- _Work to be completed_: An exact copy of all the data is required, with pictures left out.
# # # # # # #
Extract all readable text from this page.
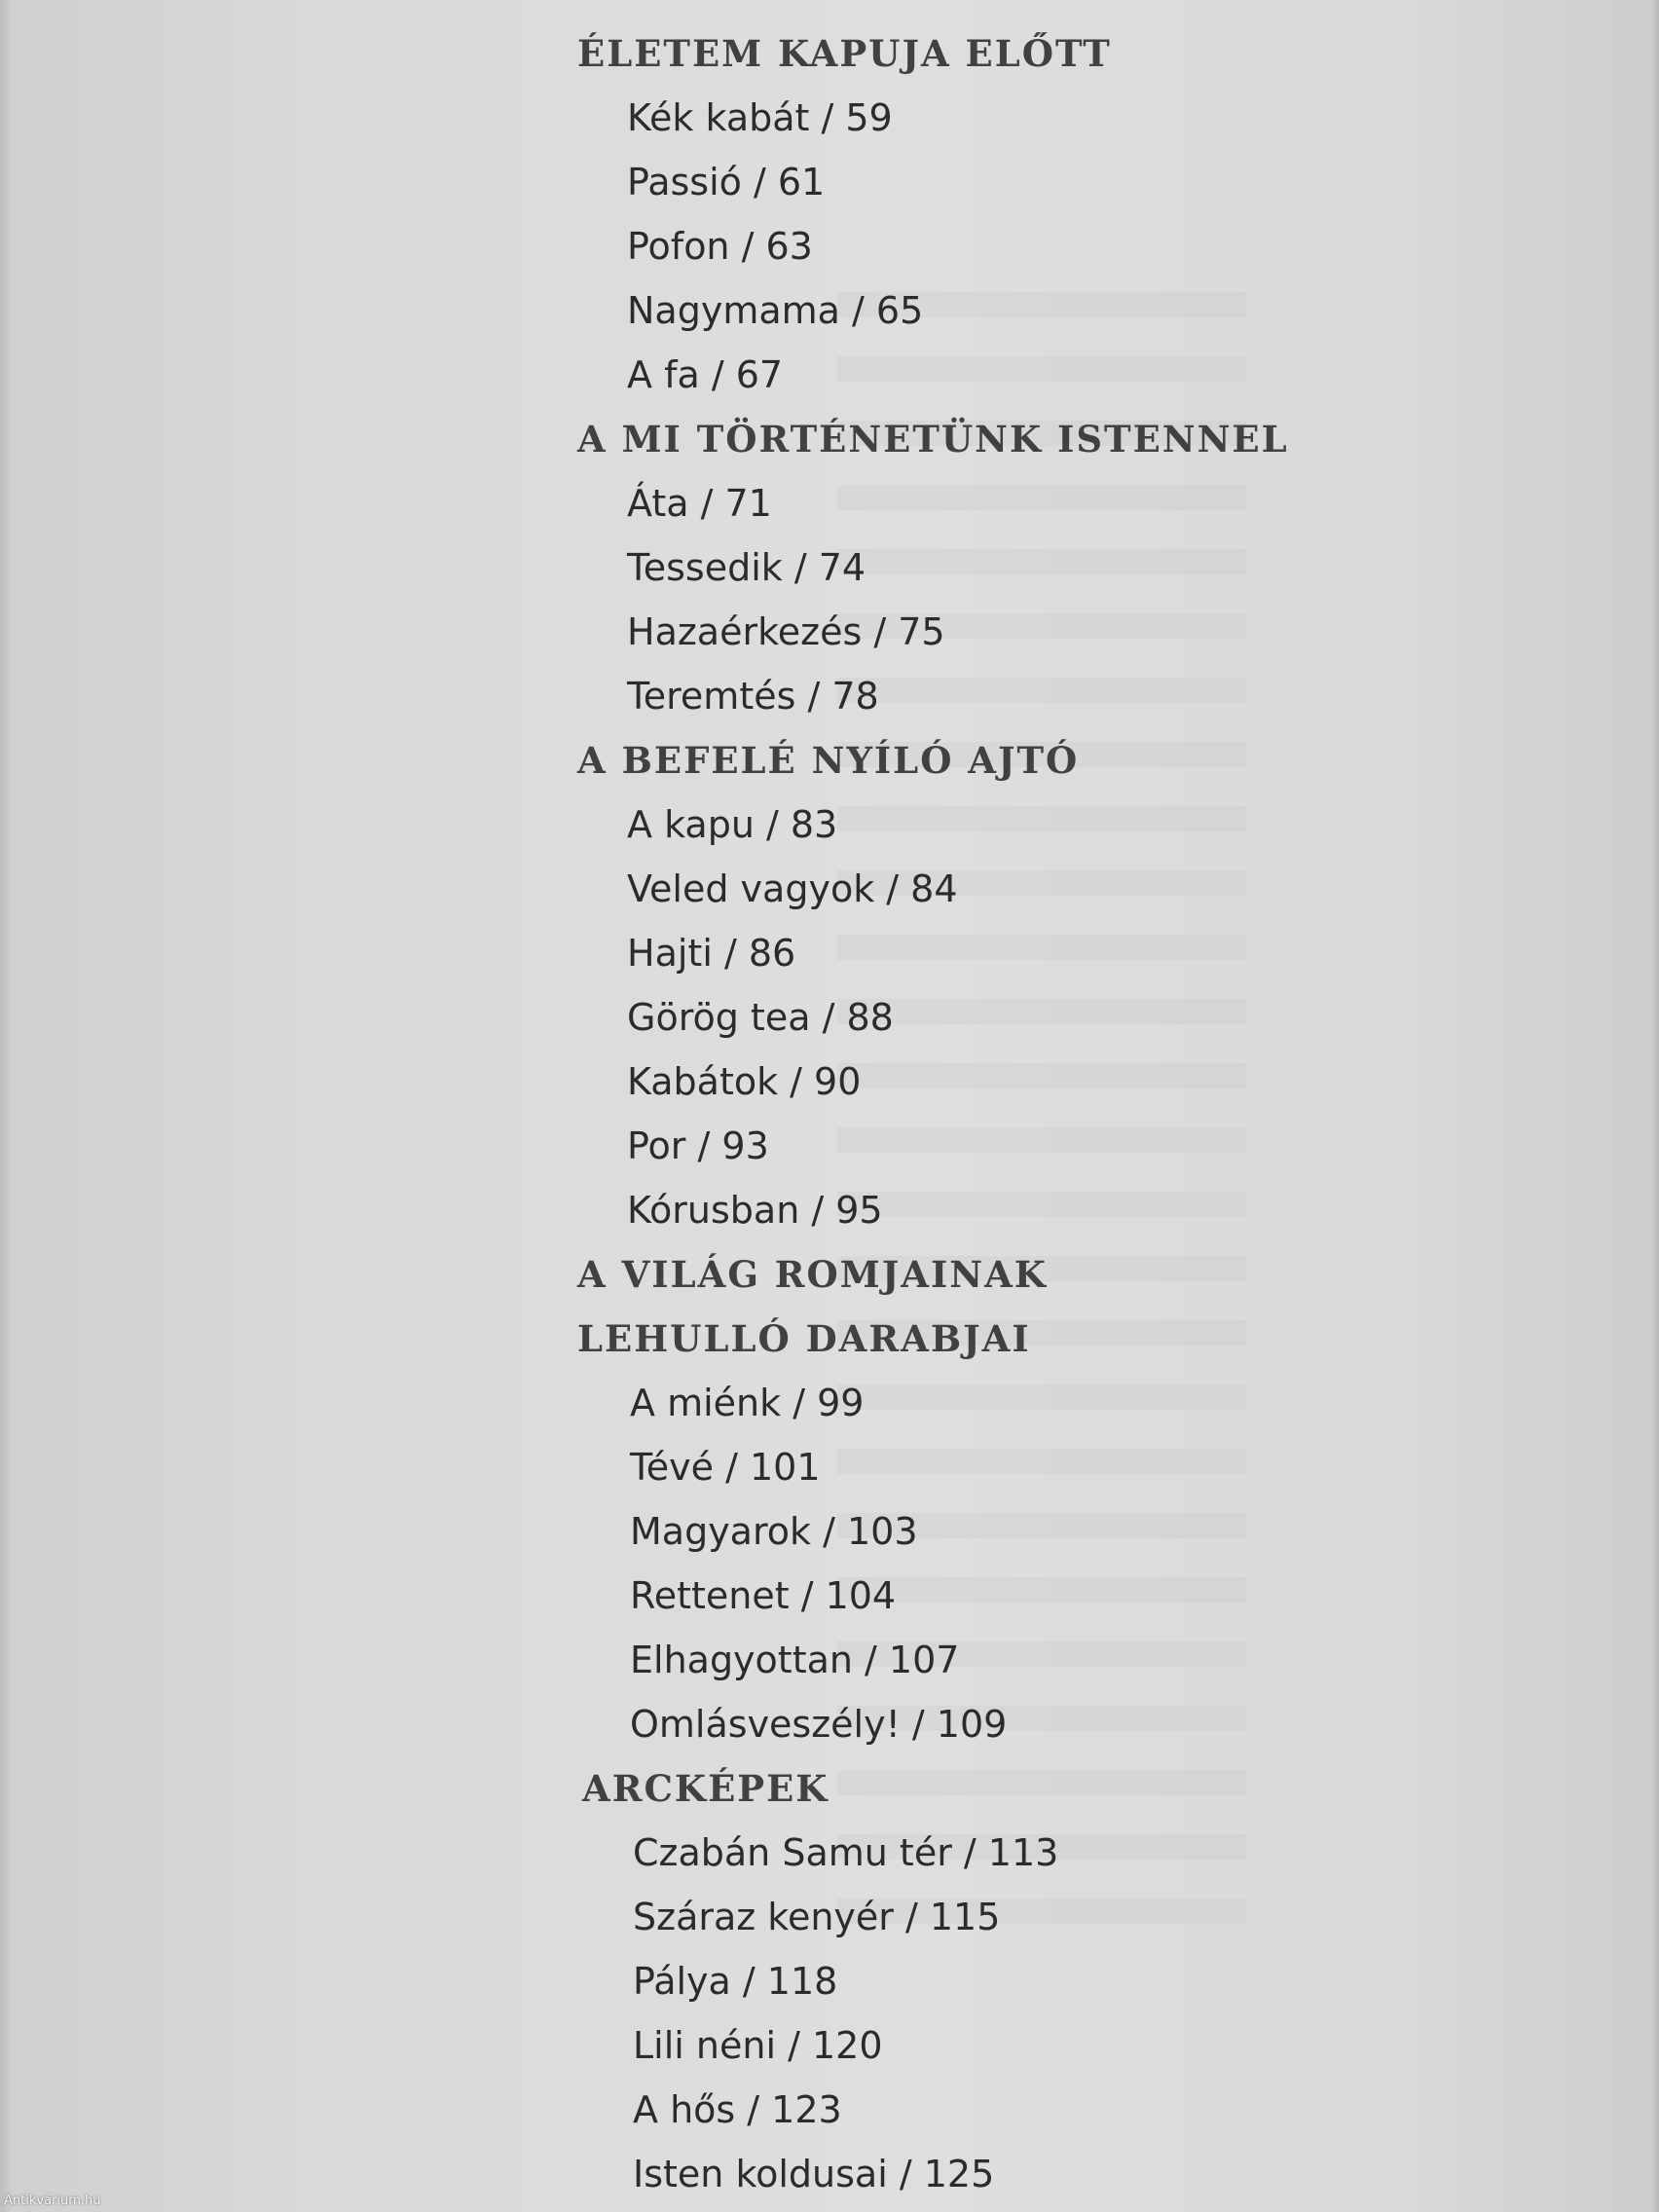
ÉLETEM KAPUJA ELŐTT
Kék kabát / 59
Passió / 61
Pofon / 63
Nagymama / 65
A fa / 67
A MI TÖRTÉNETÜNK ISTENNEL
Áta / 71
Tessedik / 74
Hazaérkezés / 75
Teremtés / 78
A BEFELÉ NYÍLÓ AJTÓ
A kapu / 83
Veled vagyok / 84
Hajti / 86
Görög tea / 88
Kabátok / 90
Por / 93
Kórusban / 95
A VILÁG ROMJAINAK
LEHULLÓ DARABJAI
A miénk / 99
Tévé / 101
Magyarok / 103
Rettenet / 104
Elhagyottan / 107
Omlásveszély! / 109
ARCKÉPEK
Czabán Samu tér / 113
Száraz kenyér / 115
Pálya / 118
Lili néni / 120
A hős / 123
Isten koldusai / 125
Antikvárium.hu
# # # # # # #
- _Exercise response_:
Extract all readable text from this page.
ÉLETEM KAPUJA ELŐTT
Kék kabát / 59
Passió / 61
Pofon / 63
Nagymama / 65
A fa / 67
A MI TÖRTÉNETÜNK ISTENNEL
Áta / 71
Tessedik / 74
Hazaérkezés / 75
Teremtés / 78
A BEFELÉ NYÍLÓ AJTÓ
A kapu / 83
Veled vagyok / 84
Hajti / 86
Görög tea / 88
Kabátok / 90
Por / 93
Kórusban / 95
A VILÁG ROMJAINAK
LEHULLÓ DARABJAI
A miénk / 99
Tévé / 101
Magyarok / 103
Rettenet / 104
Elhagyottan / 107
Omlásveszély! / 109
ARCKÉPEK
Czabán Samu tér / 113
Száraz kenyér / 115
Pálya / 118
Lili néni / 120
A hős / 123
Isten koldusai / 125
Antikvárium.hu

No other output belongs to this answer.